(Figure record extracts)
------------------------------------------------

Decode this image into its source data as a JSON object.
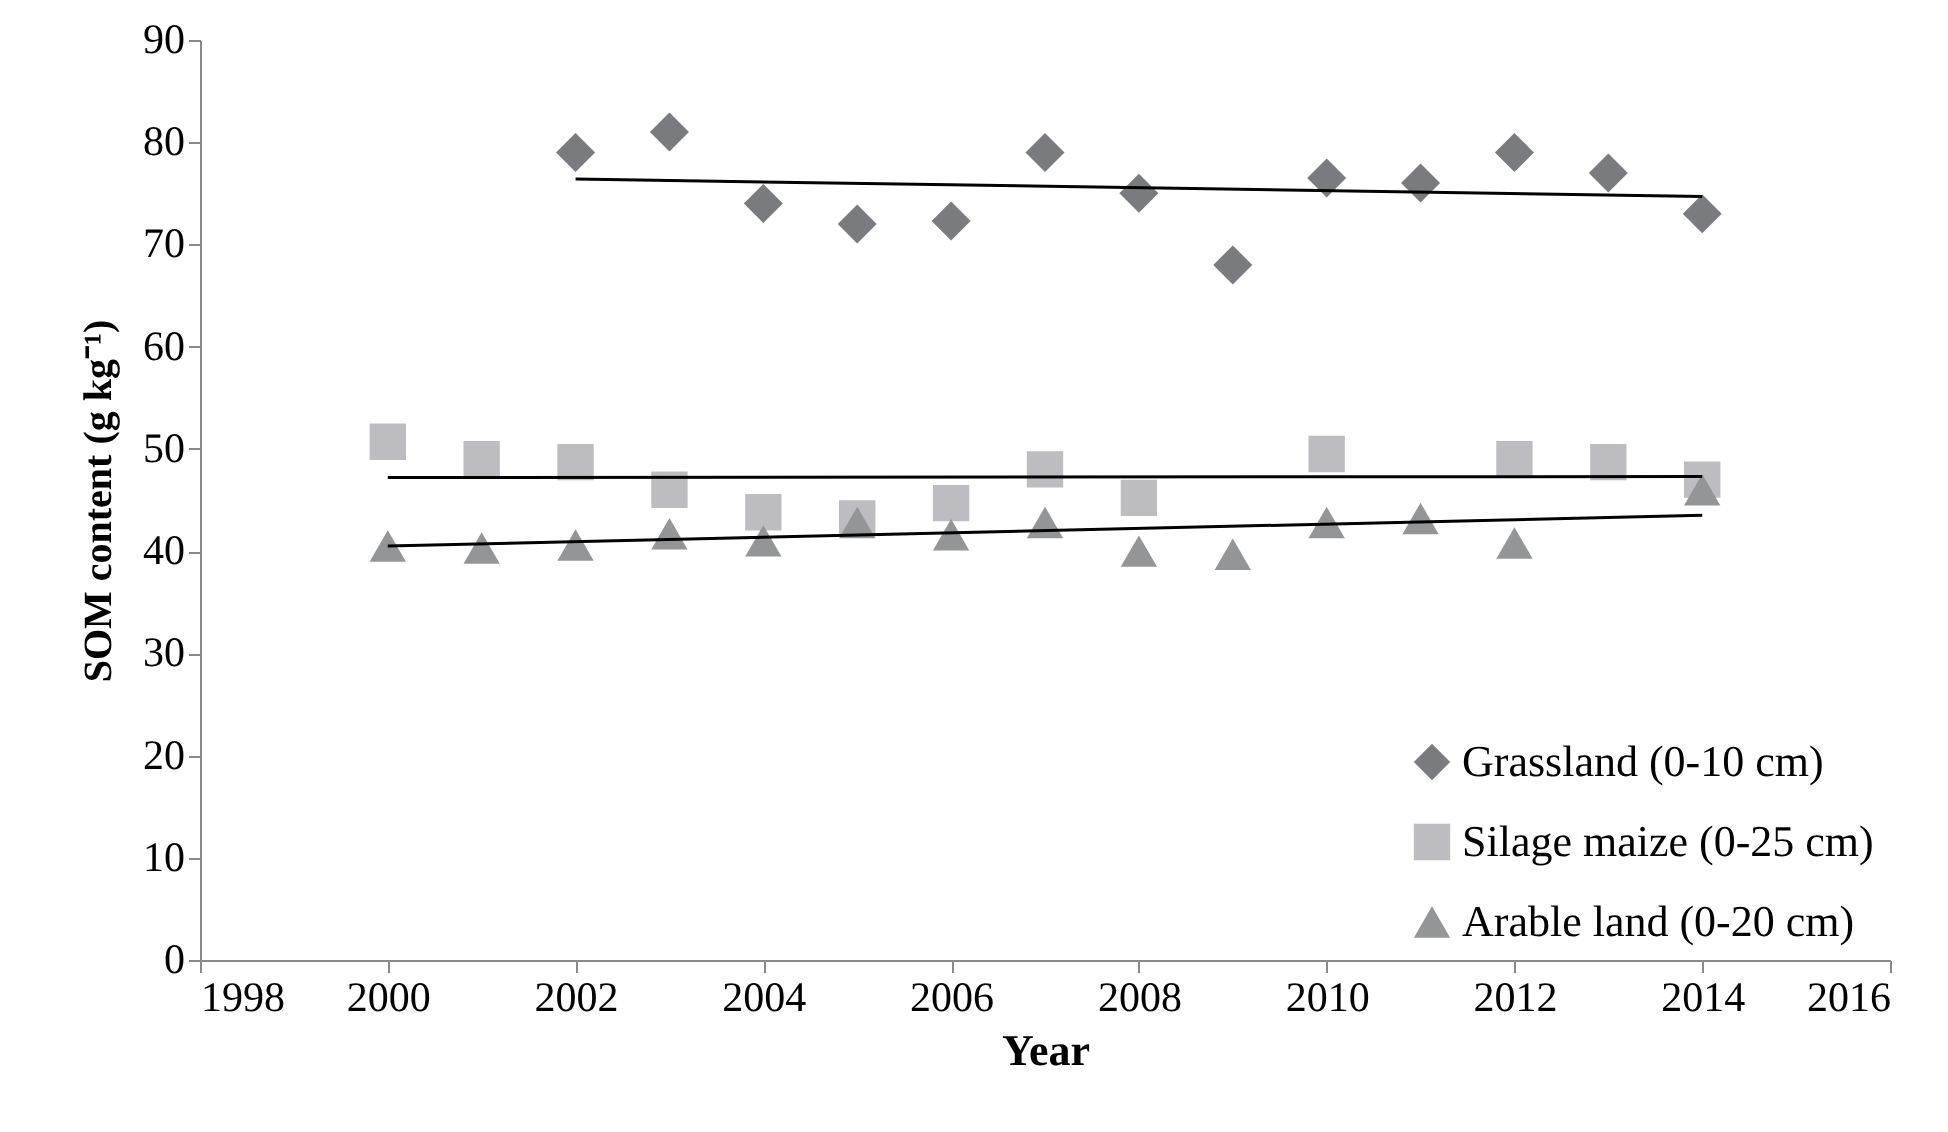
{
  "chart_data": {
    "type": "scatter",
    "xlabel": "Year",
    "ylabel": "SOM content (g kg⁻¹)",
    "xlim": [
      1998,
      2016
    ],
    "xticks": [
      1998,
      2000,
      2002,
      2004,
      2006,
      2008,
      2010,
      2012,
      2014,
      2016
    ],
    "ylim": [
      0,
      90
    ],
    "yticks": [
      0,
      10,
      20,
      30,
      40,
      50,
      60,
      70,
      80,
      90
    ],
    "grid": false,
    "legend": "bottom right",
    "series": [
      {
        "name": "Grassland (0-10 cm)",
        "color": "#7a7b7f",
        "marker": "diamond",
        "x": [
          2002,
          2003,
          2004,
          2005,
          2006,
          2007,
          2008,
          2009,
          2010,
          2011,
          2012,
          2013,
          2014
        ],
        "values": [
          79,
          81,
          74,
          72,
          72.3,
          79,
          75,
          68,
          76.5,
          76,
          79,
          77,
          73
        ]
      },
      {
        "name": "Silage maize (0-25 cm)",
        "color": "#bdbdc1",
        "marker": "square",
        "x": [
          2000,
          2001,
          2002,
          2003,
          2004,
          2005,
          2006,
          2007,
          2008,
          2010,
          2012,
          2013,
          2014
        ],
        "values": [
          50.7,
          49,
          48.7,
          46,
          43.8,
          43.2,
          44.7,
          48,
          45.2,
          49.5,
          49,
          48.7,
          47
        ]
      },
      {
        "name": "Arable land (0-20 cm)",
        "color": "#949597",
        "marker": "triangle",
        "x": [
          2000,
          2001,
          2002,
          2003,
          2004,
          2005,
          2006,
          2007,
          2008,
          2009,
          2010,
          2011,
          2012,
          2014
        ],
        "values": [
          40.5,
          40.3,
          40.6,
          41.7,
          41,
          42.8,
          41.6,
          42.8,
          40,
          39.7,
          42.8,
          43.2,
          40.8,
          46
        ]
      },
      {
        "type": "line",
        "color": "#000000",
        "marker": "none",
        "x": [
          2002,
          2014
        ],
        "values": [
          76.4,
          74.7
        ]
      },
      {
        "type": "line",
        "color": "#000000",
        "marker": "none",
        "x": [
          2000,
          2014
        ],
        "values": [
          47.2,
          47.3
        ]
      },
      {
        "type": "line",
        "color": "#000000",
        "marker": "none",
        "x": [
          2000,
          2014
        ],
        "values": [
          40.5,
          43.5
        ]
      }
    ]
  }
}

------------------------------------------------

▶ **TASK PROMPT**:
All records should be output exactly, with the pictures left out.

▶ **TASK RESULT**:
Decode this image into its source data as a JSON object.
{
  "chart_data": {
    "type": "scatter",
    "xlabel": "Year",
    "ylabel": "SOM content (g kg⁻¹)",
    "xlim": [
      1998,
      2016
    ],
    "xticks": [
      1998,
      2000,
      2002,
      2004,
      2006,
      2008,
      2010,
      2012,
      2014,
      2016
    ],
    "ylim": [
      0,
      90
    ],
    "yticks": [
      0,
      10,
      20,
      30,
      40,
      50,
      60,
      70,
      80,
      90
    ],
    "grid": false,
    "legend": "bottom right",
    "series": [
      {
        "name": "Grassland (0-10 cm)",
        "color": "#7a7b7f",
        "marker": "diamond",
        "x": [
          2002,
          2003,
          2004,
          2005,
          2006,
          2007,
          2008,
          2009,
          2010,
          2011,
          2012,
          2013,
          2014
        ],
        "values": [
          79,
          81,
          74,
          72,
          72.3,
          79,
          75,
          68,
          76.5,
          76,
          79,
          77,
          73
        ]
      },
      {
        "name": "Silage maize (0-25 cm)",
        "color": "#bdbdc1",
        "marker": "square",
        "x": [
          2000,
          2001,
          2002,
          2003,
          2004,
          2005,
          2006,
          2007,
          2008,
          2010,
          2012,
          2013,
          2014
        ],
        "values": [
          50.7,
          49,
          48.7,
          46,
          43.8,
          43.2,
          44.7,
          48,
          45.2,
          49.5,
          49,
          48.7,
          47
        ]
      },
      {
        "name": "Arable land (0-20 cm)",
        "color": "#949597",
        "marker": "triangle",
        "x": [
          2000,
          2001,
          2002,
          2003,
          2004,
          2005,
          2006,
          2007,
          2008,
          2009,
          2010,
          2011,
          2012,
          2014
        ],
        "values": [
          40.5,
          40.3,
          40.6,
          41.7,
          41,
          42.8,
          41.6,
          42.8,
          40,
          39.7,
          42.8,
          43.2,
          40.8,
          46
        ]
      },
      {
        "type": "line",
        "color": "#000000",
        "marker": "none",
        "x": [
          2002,
          2014
        ],
        "values": [
          76.4,
          74.7
        ]
      },
      {
        "type": "line",
        "color": "#000000",
        "marker": "none",
        "x": [
          2000,
          2014
        ],
        "values": [
          47.2,
          47.3
        ]
      },
      {
        "type": "line",
        "color": "#000000",
        "marker": "none",
        "x": [
          2000,
          2014
        ],
        "values": [
          40.5,
          43.5
        ]
      }
    ]
  }
}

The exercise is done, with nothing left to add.